* JOB *
Please put every line of the entries below into a Markdown table with the columns "Row" and "Line," numbering each row and skipping blank lines. Leave the pictures out.

* TASK DATA *

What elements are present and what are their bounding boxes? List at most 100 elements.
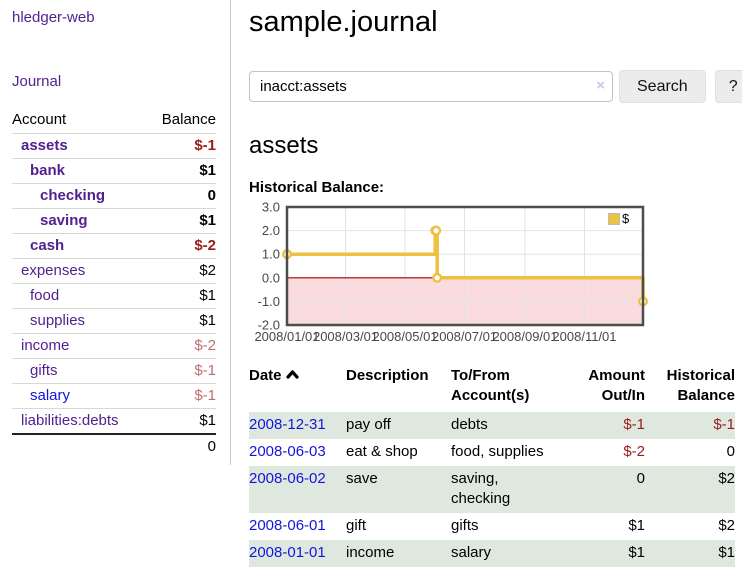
account-link[interactable]: supplies [30, 312, 86, 329]
nav-journal-link[interactable]: Journal [12, 73, 62, 90]
account-balance: $1 [147, 283, 216, 309]
account-row-saving[interactable]: saving $1 [12, 208, 216, 234]
svg-text:1.0: 1.0 [262, 247, 280, 262]
main-content: sample.journal × Search ? assets Histori… [231, 0, 742, 567]
account-balance: $2 [147, 258, 216, 284]
clear-search-icon[interactable]: × [596, 77, 605, 94]
transaction-accounts: saving, checking [451, 470, 511, 507]
account-balance: $-1 [147, 133, 216, 159]
svg-text:2008/05/01: 2008/05/01 [372, 329, 437, 344]
account-link[interactable]: salary [30, 387, 71, 404]
account-link[interactable]: cash [30, 237, 65, 254]
account-balance: $-2 [147, 333, 216, 359]
register-col-description: Description [346, 367, 429, 384]
account-heading: assets [249, 132, 319, 159]
account-balance: $1 [147, 208, 216, 234]
register-col-amount: Amount Out/In [588, 367, 645, 404]
account-link[interactable]: bank [30, 162, 66, 179]
transaction-description: pay off [346, 416, 391, 433]
register-col-date[interactable]: Date [249, 366, 346, 412]
account-balance: $1 [147, 408, 216, 434]
help-button[interactable]: ? [714, 70, 742, 103]
account-row-gifts[interactable]: gifts $-1 [12, 358, 216, 384]
account-balance: $-1 [147, 358, 216, 384]
register-table: Date Description To/From Account(s) Amou… [249, 366, 735, 567]
account-link[interactable]: liabilities:debts [21, 412, 119, 429]
register-row[interactable]: 2008-01-01 income salary $1 $1 [249, 540, 735, 567]
transaction-amount: $1 [628, 544, 645, 561]
transaction-amount: $-1 [623, 416, 645, 433]
svg-text:0.0: 0.0 [262, 270, 280, 285]
app-root: hledger-web Journal Account Balance asse… [0, 0, 742, 567]
account-link[interactable]: income [21, 337, 70, 354]
transaction-balance: $1 [718, 544, 735, 561]
accounts-total-value: 0 [147, 433, 216, 459]
register-col-accounts: To/From Account(s) [451, 367, 530, 404]
register-col-balance: Historical Balance [666, 367, 735, 404]
account-link[interactable]: expenses [21, 262, 86, 279]
account-row-salary[interactable]: salary $-1 [12, 383, 216, 409]
journal-nav: Journal [12, 73, 216, 91]
search-button[interactable]: Search [619, 70, 706, 103]
account-row-supplies[interactable]: supplies $1 [12, 308, 216, 334]
transaction-date-link[interactable]: 2008-06-02 [249, 470, 326, 487]
brand: hledger-web [12, 9, 216, 27]
account-row-bank[interactable]: bank $1 [12, 158, 216, 184]
legend-swatch [608, 212, 620, 225]
accounts-table: Account Balance assets $-1 bank $1 check… [12, 107, 216, 459]
account-link[interactable]: assets [21, 137, 68, 154]
transaction-date-link[interactable]: 2008-01-01 [249, 544, 326, 561]
chart-canvas: 3.0 2.0 1.0 0.0 -1.0 -2.02008/01/012008/03/01… [254, 200, 649, 344]
transaction-accounts: salary [451, 544, 492, 561]
svg-text:2008/11/01: 2008/11/01 [552, 329, 616, 344]
register-row[interactable]: 2008-12-31 pay off debts $-1 $-1 [249, 412, 735, 439]
register-row[interactable]: 2008-06-02 save saving, checking 0 $2 [249, 466, 735, 513]
transaction-amount: $1 [628, 517, 645, 534]
account-link[interactable]: checking [40, 187, 106, 204]
transaction-description: gift [346, 517, 367, 534]
svg-text:2.0: 2.0 [262, 223, 280, 238]
svg-text:-1.0: -1.0 [258, 294, 280, 309]
account-link[interactable]: food [30, 287, 60, 304]
accounts-col-balance: Balance [161, 111, 216, 128]
account-row-liabilities-debts[interactable]: liabilities:debts $1 [12, 408, 216, 434]
account-row-income[interactable]: income $-2 [12, 333, 216, 359]
transaction-balance: 0 [726, 443, 735, 460]
transaction-description: income [346, 544, 395, 561]
chart-label: Historical Balance: [249, 179, 385, 196]
chart-legend: $ [606, 210, 632, 227]
transaction-amount: $-2 [623, 443, 645, 460]
transaction-accounts: food, supplies [451, 443, 544, 460]
account-balance: $1 [147, 308, 216, 334]
account-balance: 0 [147, 183, 216, 209]
transaction-date-link[interactable]: 2008-06-01 [249, 517, 326, 534]
search-input-wrap: × [249, 71, 613, 102]
transaction-date-link[interactable]: 2008-12-31 [249, 416, 326, 433]
register-row[interactable]: 2008-06-01 gift gifts $1 $2 [249, 513, 735, 540]
account-row-cash[interactable]: cash $-2 [12, 233, 216, 259]
svg-text:3.0: 3.0 [262, 200, 280, 215]
account-row-food[interactable]: food $1 [12, 283, 216, 309]
account-link[interactable]: gifts [30, 362, 58, 379]
register-row[interactable]: 2008-06-03 eat & shop food, supplies $-2… [249, 439, 735, 466]
account-row-assets[interactable]: assets $-1 [12, 133, 216, 159]
account-row-expenses[interactable]: expenses $2 [12, 258, 216, 284]
transaction-date-link[interactable]: 2008-06-03 [249, 443, 326, 460]
account-balance: $1 [147, 158, 216, 184]
search-input[interactable] [249, 71, 613, 102]
brand-link[interactable]: hledger-web [12, 9, 95, 26]
svg-text:2008/07/01: 2008/07/01 [432, 329, 497, 344]
sidebar: hledger-web Journal Account Balance asse… [0, 0, 231, 465]
svg-text:2008/09/01: 2008/09/01 [492, 329, 557, 344]
legend-label: $ [622, 211, 630, 226]
account-row-checking[interactable]: checking 0 [12, 183, 216, 209]
svg-text:-2.0: -2.0 [258, 318, 280, 333]
transaction-description: save [346, 470, 378, 487]
transaction-amount: 0 [636, 470, 645, 487]
transaction-description: eat & shop [346, 443, 418, 460]
historical-balance-chart: 3.0 2.0 1.0 0.0 -1.0 -2.0 2008/01/01 2008/03/01… [249, 200, 669, 345]
account-link[interactable]: saving [40, 212, 88, 229]
svg-text:2008/03/01: 2008/03/01 [313, 329, 378, 344]
transaction-accounts: gifts [451, 517, 479, 534]
sort-ascending-icon [285, 366, 299, 386]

* FINAL ANSWER *
| Row | Line |
|---|---|
| 1 | What elements are present and what are their bounding boxes? List at most 100 elements. |
| 2 | account-link[interactable]: supplies [30, 312, 86, 329] |
| 3 | nav-journal-link[interactable]: Journal [12, 73, 62, 90] |
| 4 | account-balance: $1 [147, 283, 216, 309] |
| 5 | account-row-saving[interactable]: saving $1 [12, 208, 216, 234] |
| 6 | svg-text:1.0: 1.0 [262, 247, 280, 262] |
| 7 | main-content: sample.journal × Search ? assets Histori… [231, 0, 742, 567] |
| 8 | account-balance: $2 [147, 258, 216, 284] |
| 9 | clear-search-icon[interactable]: × [596, 77, 605, 94] |
| 10 | transaction-accounts: saving, checking [451, 470, 511, 507] |
| 11 | account-balance: $-1 [147, 133, 216, 159] |
| 12 | svg-text:2008/05/01: 2008/05/01 [372, 329, 437, 344] |
| 13 | account-link[interactable]: salary [30, 387, 71, 404] |
| 14 | account-link[interactable]: cash [30, 237, 65, 254] |
| 15 | account-balance: $-2 [147, 333, 216, 359] |
| 16 | register-col-description: Description [346, 367, 429, 384] |
| 17 | account-heading: assets [249, 132, 319, 159] |
| 18 | account-balance: $1 [147, 208, 216, 234] |
| 19 | register-col-amount: Amount Out/In [588, 367, 645, 404] |
| 20 | account-link[interactable]: bank [30, 162, 66, 179] |
| 21 | transaction-description: pay off [346, 416, 391, 433] |
| 22 | register-col-date[interactable]: Date [249, 366, 346, 412] |
| 23 | account-balance: $1 [147, 408, 216, 434] |
| 24 | help-button[interactable]: ? [714, 70, 742, 103] |
| 25 | account-row-gifts[interactable]: gifts $-1 [12, 358, 216, 384] |
| 26 | account-balance: $-1 [147, 358, 216, 384] |
| 27 | register-table: Date Description To/From Account(s) Amou… [249, 366, 735, 567] |
| 28 | account-link[interactable]: liabilities:debts [21, 412, 119, 429] |
| 29 | register-row[interactable]: 2008-01-01 income salary $1 $1 [249, 540, 735, 567] |
| 30 | transaction-amount: $1 [628, 544, 645, 561] |
| 31 | transaction-amount: $-1 [623, 416, 645, 433] |
| 32 | svg-text:0.0: 0.0 [262, 270, 280, 285] |
| 33 | app-root: hledger-web Journal Account Balance asse… [0, 0, 742, 567] |
| 34 | account-link[interactable]: income [21, 337, 70, 354] |
| 35 | transaction-balance: $1 [718, 544, 735, 561] |
| 36 | accounts-total-value: 0 [147, 433, 216, 459] |
| 37 | register-col-accounts: To/From Account(s) [451, 367, 530, 404] |
| 38 | register-col-balance: Historical Balance [666, 367, 735, 404] |
| 39 | account-link[interactable]: expenses [21, 262, 86, 279] |
| 40 | account-row-salary[interactable]: salary $-1 [12, 383, 216, 409] |
| 41 | journal-nav: Journal [12, 73, 216, 91] |
| 42 | search-button[interactable]: Search [619, 70, 706, 103] |
| 43 | account-row-supplies[interactable]: supplies $1 [12, 308, 216, 334] |
| 44 | transaction-date-link[interactable]: 2008-06-02 [249, 470, 326, 487] |
| 45 | brand: hledger-web [12, 9, 216, 27] |
| 46 | account-row-bank[interactable]: bank $1 [12, 158, 216, 184] |
| 47 | legend-swatch [608, 212, 620, 225] |
| 48 | accounts-table: Account Balance assets $-1 bank $1 check… [12, 107, 216, 459] |
| 49 | account-link[interactable]: assets [21, 137, 68, 154] |
| 50 | transaction-date-link[interactable]: 2008-01-01 [249, 544, 326, 561] |
| 51 | chart-canvas: 3.0 2.0 1.0 0.0 -1.0 -2.02008/01/012008/03/01… [254, 200, 649, 344] |
| 52 | transaction-accounts: salary [451, 544, 492, 561] |
| 53 | svg-text:2008/11/01: 2008/11/01 [552, 329, 616, 344] |
| 54 | register-row[interactable]: 2008-12-31 pay off debts $-1 $-1 [249, 412, 735, 439] |
| 55 | register-row[interactable]: 2008-06-02 save saving, checking 0 $2 [249, 466, 735, 513] |
| 56 | transaction-amount: $1 [628, 517, 645, 534] |
| 57 | account-link[interactable]: checking [40, 187, 106, 204] |
| 58 | transaction-description: gift [346, 517, 367, 534] |
| 59 | svg-text:2.0: 2.0 [262, 223, 280, 238] |
| 60 | svg-text:-1.0: -1.0 [258, 294, 280, 309] |
| 61 | account-link[interactable]: food [30, 287, 60, 304] |
| 62 | accounts-col-balance: Balance [161, 111, 216, 128] |
| 63 | account-row-liabilities-debts[interactable]: liabilities:debts $1 [12, 408, 216, 434] |
| 64 | account-row-income[interactable]: income $-2 [12, 333, 216, 359] |
| 65 | transaction-balance: 0 [726, 443, 735, 460] |
| 66 | transaction-description: income [346, 544, 395, 561] |
| 67 | chart-label: Historical Balance: [249, 179, 385, 196] |
| 68 | chart-legend: $ [606, 210, 632, 227] |
| 69 | transaction-amount: $-2 [623, 443, 645, 460] |
| 70 | transaction-accounts: food, supplies [451, 443, 544, 460] |
| 71 | account-balance: $1 [147, 308, 216, 334] |
| 72 | account-balance: 0 [147, 183, 216, 209] |
| 73 | transaction-date-link[interactable]: 2008-06-01 [249, 517, 326, 534] |
| 74 | search-input-wrap: × [249, 71, 613, 102] |
| 75 | transaction-date-link[interactable]: 2008-12-31 [249, 416, 326, 433] |
| 76 | register-row[interactable]: 2008-06-01 gift gifts $1 $2 [249, 513, 735, 540] |
| 77 | account-row-cash[interactable]: cash $-2 [12, 233, 216, 259] |
| 78 | svg-text:3.0: 3.0 [262, 200, 280, 215] |
| 79 | account-row-food[interactable]: food $1 [12, 283, 216, 309] |
| 80 | account-link[interactable]: gifts [30, 362, 58, 379] |
| 81 | register-row[interactable]: 2008-06-03 eat & shop food, supplies $-2… [249, 439, 735, 466] |
| 82 | account-row-assets[interactable]: assets $-1 [12, 133, 216, 159] |
| 83 | account-row-expenses[interactable]: expenses $2 [12, 258, 216, 284] |
| 84 | transaction-date-link[interactable]: 2008-06-03 [249, 443, 326, 460] |
| 85 | account-balance: $1 [147, 158, 216, 184] |
| 86 | search-input[interactable] [249, 71, 613, 102] |
| 87 | brand-link[interactable]: hledger-web [12, 9, 95, 26] |
| 88 | svg-text:2008/07/01: 2008/07/01 [432, 329, 497, 344] |
| 89 | sidebar: hledger-web Journal Account Balance asse… [0, 0, 231, 465] |
| 90 | svg-text:2008/09/01: 2008/09/01 [492, 329, 557, 344] |
| 91 | legend-label: $ [622, 211, 630, 226] |
| 92 | account-row-checking[interactable]: checking 0 [12, 183, 216, 209] |
| 93 | svg-text:-2.0: -2.0 [258, 318, 280, 333] |
| 94 | transaction-description: save [346, 470, 378, 487] |
| 95 | transaction-amount: 0 [636, 470, 645, 487] |
| 96 | transaction-description: eat & shop [346, 443, 418, 460] |
| 97 | historical-balance-chart: 3.0 2.0 1.0 0.0 -1.0 -2.0 2008/01/01 2008/03/01… [249, 200, 669, 345] |
| 98 | account-link[interactable]: saving [40, 212, 88, 229] |
| 99 | svg-text:2008/03/01: 2008/03/01 [313, 329, 378, 344] |
| 100 | transaction-accounts: gifts [451, 517, 479, 534] |
| 101 | sort-ascending-icon [285, 366, 299, 386] |